◆ **Compito richiesto 1**
Duplica senza modifiche le righe dei record, dalla prima fino a quella che contiene "FancyBboxPatch shape — [10, 457, 31, 472]", inclusa.

=== Blocco di testo ===

Domenica scorsa il Cts è stato convocato d’urgenza per esprimersi a posteriori sull’ultimo Dpcm, che dal 18 gennaio prevede la didattica in presenza - almeno il 50 per cento e fino al 75 per cento - nelle scuole secondarie di secondo grado, salvo che nelle zone rosse.

Il Comitato si è detto favorevole, sottolineando il grave impatto negativo che la didattica a distanza ha sull’apprendimento e sulla strutturazione psicologica degli studenti. Il Cts ha anche ribadito la responsabilità delle regioni nel disporre le chiusure e ricordato l’istituzione di un tavolo coordinato dai prefetti per le misure organizzative necessarie, prevista da un Dpcm di inizio dicembre.

La ministra dell'Istruzione ha commentato positivamente il parere del Cts. Da mesi Lucia Azzolina chiede il rientro in classe e stigmatizza le decisioni di presidenti di regione. Ma la possibilità per questi ultimi di adottare provvedimenti più restrittivi di quelli del governo deriva dalla norma di un decreto-legge dello stesso esecutivo di cui la ministra fa parte.

=== Dati del compito ===

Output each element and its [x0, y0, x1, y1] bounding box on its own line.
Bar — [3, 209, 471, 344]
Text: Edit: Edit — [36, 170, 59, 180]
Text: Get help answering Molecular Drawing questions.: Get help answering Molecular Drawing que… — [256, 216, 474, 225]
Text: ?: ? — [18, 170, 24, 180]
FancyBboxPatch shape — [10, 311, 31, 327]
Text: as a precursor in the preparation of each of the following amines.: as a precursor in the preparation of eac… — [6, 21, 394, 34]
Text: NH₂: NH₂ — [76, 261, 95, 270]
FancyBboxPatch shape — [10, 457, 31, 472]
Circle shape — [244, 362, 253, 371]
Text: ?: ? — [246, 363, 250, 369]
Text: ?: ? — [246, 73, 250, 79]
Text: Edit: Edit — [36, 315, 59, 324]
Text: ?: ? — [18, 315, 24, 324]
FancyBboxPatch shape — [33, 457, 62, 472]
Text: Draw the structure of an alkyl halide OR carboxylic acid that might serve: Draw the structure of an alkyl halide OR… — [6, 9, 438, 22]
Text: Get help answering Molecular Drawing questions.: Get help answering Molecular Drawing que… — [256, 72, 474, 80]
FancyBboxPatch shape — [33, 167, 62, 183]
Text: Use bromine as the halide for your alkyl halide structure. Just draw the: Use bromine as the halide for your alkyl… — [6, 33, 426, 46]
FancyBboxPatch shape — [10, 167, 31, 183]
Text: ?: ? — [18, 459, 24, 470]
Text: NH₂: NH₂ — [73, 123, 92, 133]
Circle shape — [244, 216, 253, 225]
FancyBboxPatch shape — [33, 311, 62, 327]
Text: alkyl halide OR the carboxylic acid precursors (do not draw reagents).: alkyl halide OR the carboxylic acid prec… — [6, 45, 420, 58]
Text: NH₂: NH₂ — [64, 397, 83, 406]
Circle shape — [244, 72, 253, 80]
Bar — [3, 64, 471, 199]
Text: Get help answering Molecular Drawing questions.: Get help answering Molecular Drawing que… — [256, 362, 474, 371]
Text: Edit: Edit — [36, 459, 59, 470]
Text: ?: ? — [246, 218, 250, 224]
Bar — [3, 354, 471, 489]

===

◆ **Compito richiesto 2**
Rispondi a queste domande sul testo relativo al parere del Cts sulla scuola:
(a) Da quale data l'ultimo Dpcm prevede la didattica in presenza nelle scuole secondarie di secondo grado?
(b) Da chi è coordinato il tavolo per le misure organizzative necessarie?
(c) Come si chiama la ministra dell'Istruzione?

◆ **Risposta completa 1**
Output each element and its [x0, y0, x1, y1] bounding box on its own line.
Bar — [3, 209, 471, 344]
Text: Edit: Edit — [36, 170, 59, 180]
Text: Get help answering Molecular Drawing questions.: Get help answering Molecular Drawing que… — [256, 216, 474, 225]
Text: ?: ? — [18, 170, 24, 180]
FancyBboxPatch shape — [10, 311, 31, 327]
Text: as a precursor in the preparation of each of the following amines.: as a precursor in the preparation of eac… — [6, 21, 394, 34]
Text: NH₂: NH₂ — [76, 261, 95, 270]
FancyBboxPatch shape — [10, 457, 31, 472]

◆ **Risposta completa 2**
(a) Dal 18 gennaio.
(b) Dai prefetti.
(c) Lucia Azzolina.